[Dataset items]
++++++++++++++++++++

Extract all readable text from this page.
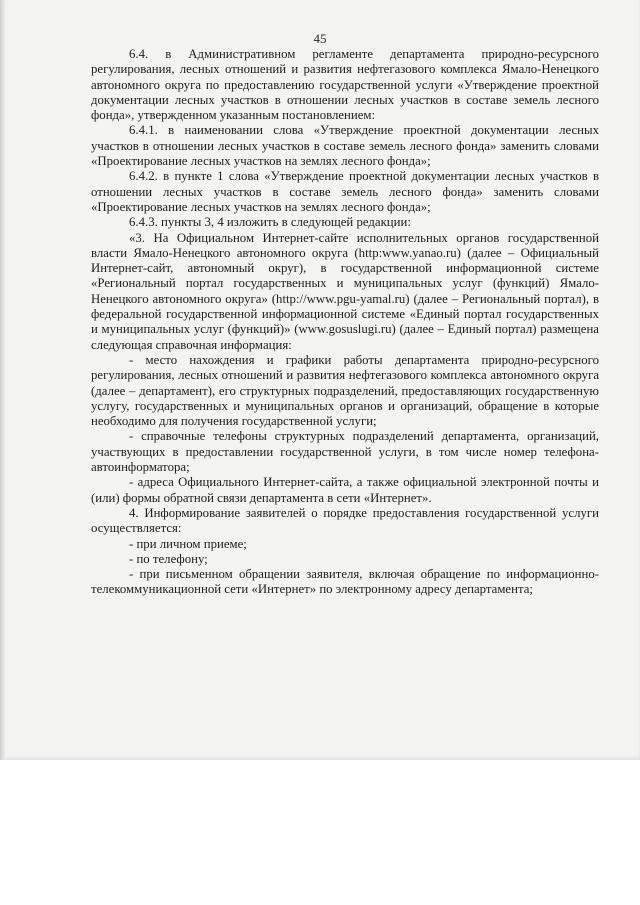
45

6.4. в Административном регламенте департамента природно-ресурсного регулирования, лесных отношений и развития нефтегазового комплекса Ямало-Ненецкого автономного округа по предоставлению государственной услуги «Утверждение проектной документации лесных участков в отношении лесных участков в составе земель лесного фонда», утвержденном указанным постановлением:

6.4.1. в наименовании слова «Утверждение проектной документации лесных участков в отношении лесных участков в составе земель лесного фонда» заменить словами «Проектирование лесных участков на землях лесного фонда»;

6.4.2. в пункте 1 слова «Утверждение проектной документации лесных участков в отношении лесных участков в составе земель лесного фонда» заменить словами «Проектирование лесных участков на землях лесного фонда»;

6.4.3. пункты 3, 4 изложить в следующей редакции:

«3. На Официальном Интернет-сайте исполнительных органов государственной власти Ямало-Ненецкого автономного округа (http:www.yanao.ru) (далее – Официальный Интернет-сайт, автономный округ), в государственной информационной системе «Региональный портал государственных и муниципальных услуг (функций) Ямало-Ненецкого автономного округа» (http://www.pgu-yamal.ru) (далее – Региональный портал), в федеральной государственной информационной системе «Единый портал государственных и муниципальных услуг (функций)» (www.gosuslugi.ru) (далее – Единый портал) размещена следующая справочная информация:

- место нахождения и графики работы департамента природно-ресурсного регулирования, лесных отношений и развития нефтегазового комплекса автономного округа (далее – департамент), его структурных подразделений, предоставляющих государственную услугу, государственных и муниципальных органов и организаций, обращение в которые необходимо для получения государственной услуги;

- справочные телефоны структурных подразделений департамента, организаций, участвующих в предоставлении государственной услуги, в том числе номер телефона-автоинформатора;

- адреса Официального Интернет-сайта, а также официальной электронной почты и (или) формы обратной связи департамента в сети «Интернет».

4. Информирование заявителей о порядке предоставления государственной услуги осуществляется:

- при личном приеме;

- по телефону;

- при письменном обращении заявителя, включая обращение по информационно-телекоммуникационной сети «Интернет» по электронному адресу департамента;
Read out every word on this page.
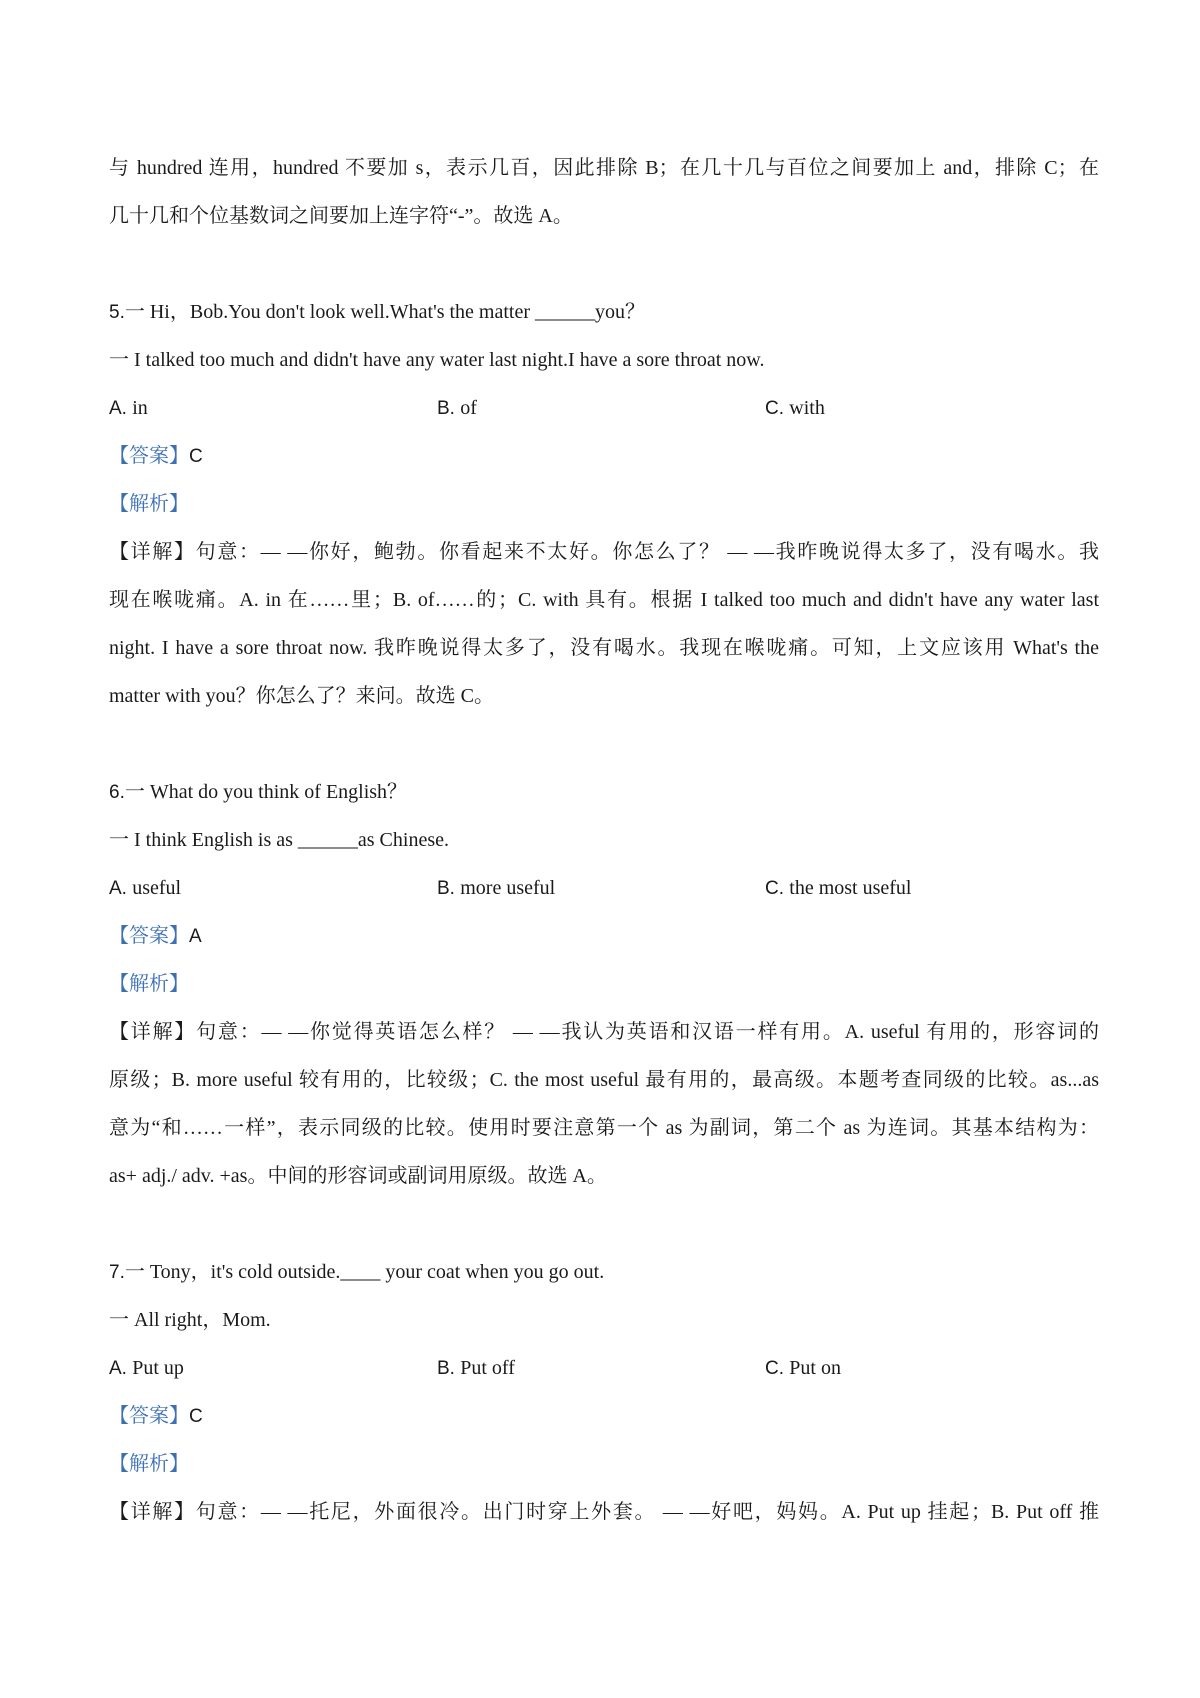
与 hundred 连用，hundred 不要加 s，表示几百，因此排除 B；在几十几与百位之间要加上 and，排除 C；在
几十几和个位基数词之间要加上连字符“-”。故选 A。
5.一 Hi，Bob.You don't look well.What's the matter ______you？
一 I talked too much and didn't have any water last night.I have a sore throat now.
A. in	B. of	C. with
【答案】C
【解析】
【详解】句意：— —你好，鲍勃。你看起来不太好。你怎么了？ — —我昨晚说得太多了，没有喝水。我
现在喉咙痛。A. in 在……里；B. of……的；C. with 具有。根据 I talked too much and didn't have any water last
night. I have a sore throat now. 我昨晚说得太多了，没有喝水。我现在喉咙痛。可知，上文应该用 What's the
matter with you？你怎么了？来问。故选 C。
6.一 What do you think of English？
一 I think English is as ______as Chinese.
A. useful	B. more useful	C. the most useful
【答案】A
【解析】
【详解】句意：— —你觉得英语怎么样？ — —我认为英语和汉语一样有用。A. useful 有用的，形容词的
原级；B. more useful 较有用的，比较级；C. the most useful 最有用的，最高级。本题考查同级的比较。as...as
意为“和……一样”，表示同级的比较。使用时要注意第一个 as 为副词，第二个 as 为连词。其基本结构为：
as+ adj./ adv. +as。中间的形容词或副词用原级。故选 A。
7.一 Tony，it's cold outside.____ your coat when you go out.
一 All right，Mom.
A. Put up	B. Put off	C. Put on
【答案】C
【解析】
【详解】句意：— —托尼，外面很冷。出门时穿上外套。 — —好吧，妈妈。A. Put up 挂起；B. Put off 推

++++++++++++++++++++

### Written request
Repeat the entries exactly and keep the pictures out of the copy.

### Result for this exercise
Extract all readable text from this page.
45

6.4. в Административном регламенте департамента природно-ресурсного регулирования, лесных отношений и развития нефтегазового комплекса Ямало-Ненецкого автономного округа по предоставлению государственной услуги «Утверждение проектной документации лесных участков в отношении лесных участков в составе земель лесного фонда», утвержденном указанным постановлением:

6.4.1. в наименовании слова «Утверждение проектной документации лесных участков в отношении лесных участков в составе земель лесного фонда» заменить словами «Проектирование лесных участков на землях лесного фонда»;

6.4.2. в пункте 1 слова «Утверждение проектной документации лесных участков в отношении лесных участков в составе земель лесного фонда» заменить словами «Проектирование лесных участков на землях лесного фонда»;

6.4.3. пункты 3, 4 изложить в следующей редакции:

«3. На Официальном Интернет-сайте исполнительных органов государственной власти Ямало-Ненецкого автономного округа (http:www.yanao.ru) (далее – Официальный Интернет-сайт, автономный округ), в государственной информационной системе «Региональный портал государственных и муниципальных услуг (функций) Ямало-Ненецкого автономного округа» (http://www.pgu-yamal.ru) (далее – Региональный портал), в федеральной государственной информационной системе «Единый портал государственных и муниципальных услуг (функций)» (www.gosuslugi.ru) (далее – Единый портал) размещена следующая справочная информация:

- место нахождения и графики работы департамента природно-ресурсного регулирования, лесных отношений и развития нефтегазового комплекса автономного округа (далее – департамент), его структурных подразделений, предоставляющих государственную услугу, государственных и муниципальных органов и организаций, обращение в которые необходимо для получения государственной услуги;

- справочные телефоны структурных подразделений департамента, организаций, участвующих в предоставлении государственной услуги, в том числе номер телефона-автоинформатора;

- адреса Официального Интернет-сайта, а также официальной электронной почты и (или) формы обратной связи департамента в сети «Интернет».

4. Информирование заявителей о порядке предоставления государственной услуги осуществляется:

- при личном приеме;

- по телефону;

- при письменном обращении заявителя, включая обращение по информационно-телекоммуникационной сети «Интернет» по электронному адресу департамента;
Read out every word on this page.
与 hundred 连用，hundred 不要加 s，表示几百，因此排除 B；在几十几与百位之间要加上 and，排除 C；在
几十几和个位基数词之间要加上连字符“-”。故选 A。
5.一 Hi，Bob.You don't look well.What's the matter ______you？
一 I talked too much and didn't have any water last night.I have a sore throat now.
A. in	B. of	C. with
【答案】C
【解析】
【详解】句意：— —你好，鲍勃。你看起来不太好。你怎么了？ — —我昨晚说得太多了，没有喝水。我
现在喉咙痛。A. in 在……里；B. of……的；C. with 具有。根据 I talked too much and didn't have any water last
night. I have a sore throat now. 我昨晚说得太多了，没有喝水。我现在喉咙痛。可知，上文应该用 What's the
matter with you？你怎么了？来问。故选 C。
6.一 What do you think of English？
一 I think English is as ______as Chinese.
A. useful	B. more useful	C. the most useful
【答案】A
【解析】
【详解】句意：— —你觉得英语怎么样？ — —我认为英语和汉语一样有用。A. useful 有用的，形容词的
原级；B. more useful 较有用的，比较级；C. the most useful 最有用的，最高级。本题考查同级的比较。as...as
意为“和……一样”，表示同级的比较。使用时要注意第一个 as 为副词，第二个 as 为连词。其基本结构为：
as+ adj./ adv. +as。中间的形容词或副词用原级。故选 A。
7.一 Tony，it's cold outside.____ your coat when you go out.
一 All right，Mom.
A. Put up	B. Put off	C. Put on
【答案】C
【解析】
【详解】句意：— —托尼，外面很冷。出门时穿上外套。 — —好吧，妈妈。A. Put up 挂起；B. Put off 推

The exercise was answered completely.